**What you are asked to do**
Please render every line of the listing below as a numbered list, skipping any blank lines. Leave the pictures out of your answer.
# # # #
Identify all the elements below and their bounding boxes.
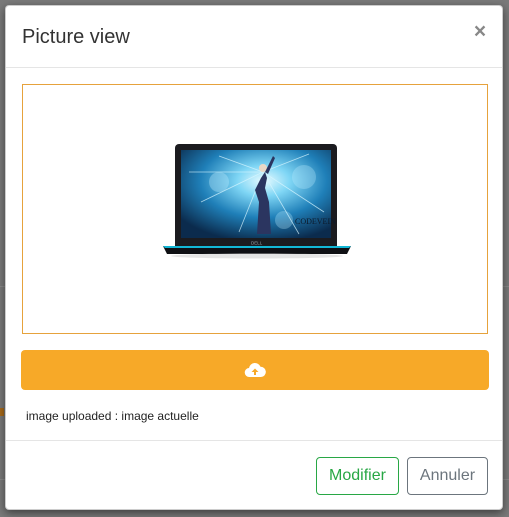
screen-brand-text: CODEVEIN [295, 217, 336, 226]
modify-button[interactable]: Modifier [316, 457, 399, 495]
modal-footer: Modifier Annuler [6, 441, 502, 510]
modal-header: Picture view × [6, 6, 502, 68]
upload-button[interactable] [21, 350, 489, 390]
backdrop-accent [0, 408, 4, 416]
upload-status-text: image uploaded : image actuelle [26, 409, 199, 423]
laptop-image: CODEVEIN DELL [163, 144, 351, 259]
cloud-upload-icon [244, 362, 266, 378]
laptop-logo: DELL [251, 241, 263, 246]
cancel-button[interactable]: Annuler [407, 457, 488, 495]
image-preview: CODEVEIN DELL [22, 84, 488, 334]
picture-view-modal: Picture view × CODEVEIN DELL image uploa… [5, 5, 503, 510]
close-icon[interactable]: × [472, 21, 488, 42]
modal-body: CODEVEIN DELL image uploaded : image act… [6, 68, 502, 441]
modal-title: Picture view [22, 26, 130, 48]
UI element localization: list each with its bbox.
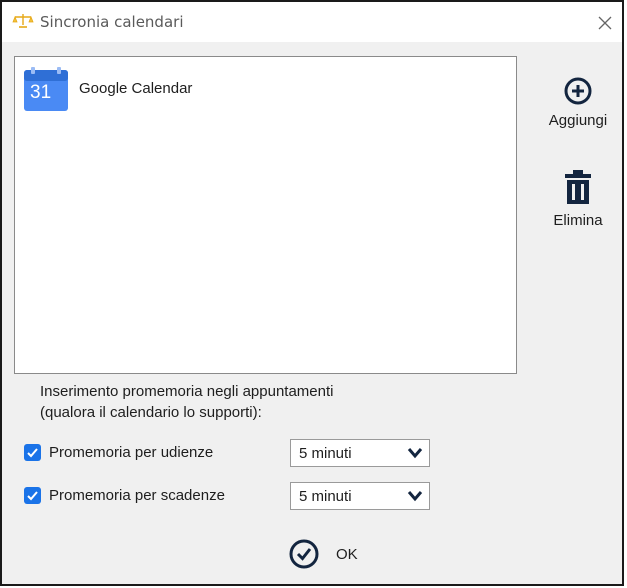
# # # #
**Reply**
1. Identify all the elements below and their bounding boxes.
2. screen-brand-text: CODEVEIN [295, 217, 336, 226]
3. modify-button[interactable]: Modifier [316, 457, 399, 495]
4. modal-footer: Modifier Annuler [6, 441, 502, 510]
5. modal-header: Picture view × [6, 6, 502, 68]
6. upload-button[interactable] [21, 350, 489, 390]
7. backdrop-accent [0, 408, 4, 416]
8. upload-status-text: image uploaded : image actuelle [26, 409, 199, 423]
9. laptop-image: CODEVEIN DELL [163, 144, 351, 259]
10. cloud-upload-icon [244, 362, 266, 378]
11. laptop-logo: DELL [251, 241, 263, 246]
12. cancel-button[interactable]: Annuler [407, 457, 488, 495]
13. image-preview: CODEVEIN DELL [22, 84, 488, 334]
14. picture-view-modal: Picture view × CODEVEIN DELL image uploa… [5, 5, 503, 510]
15. close-icon[interactable]: × [472, 21, 488, 42]
16. modal-body: CODEVEIN DELL image uploaded : image act… [6, 68, 502, 441]
17. modal-title: Picture view [22, 26, 130, 48]
18. UI element localization: list each with its bbox.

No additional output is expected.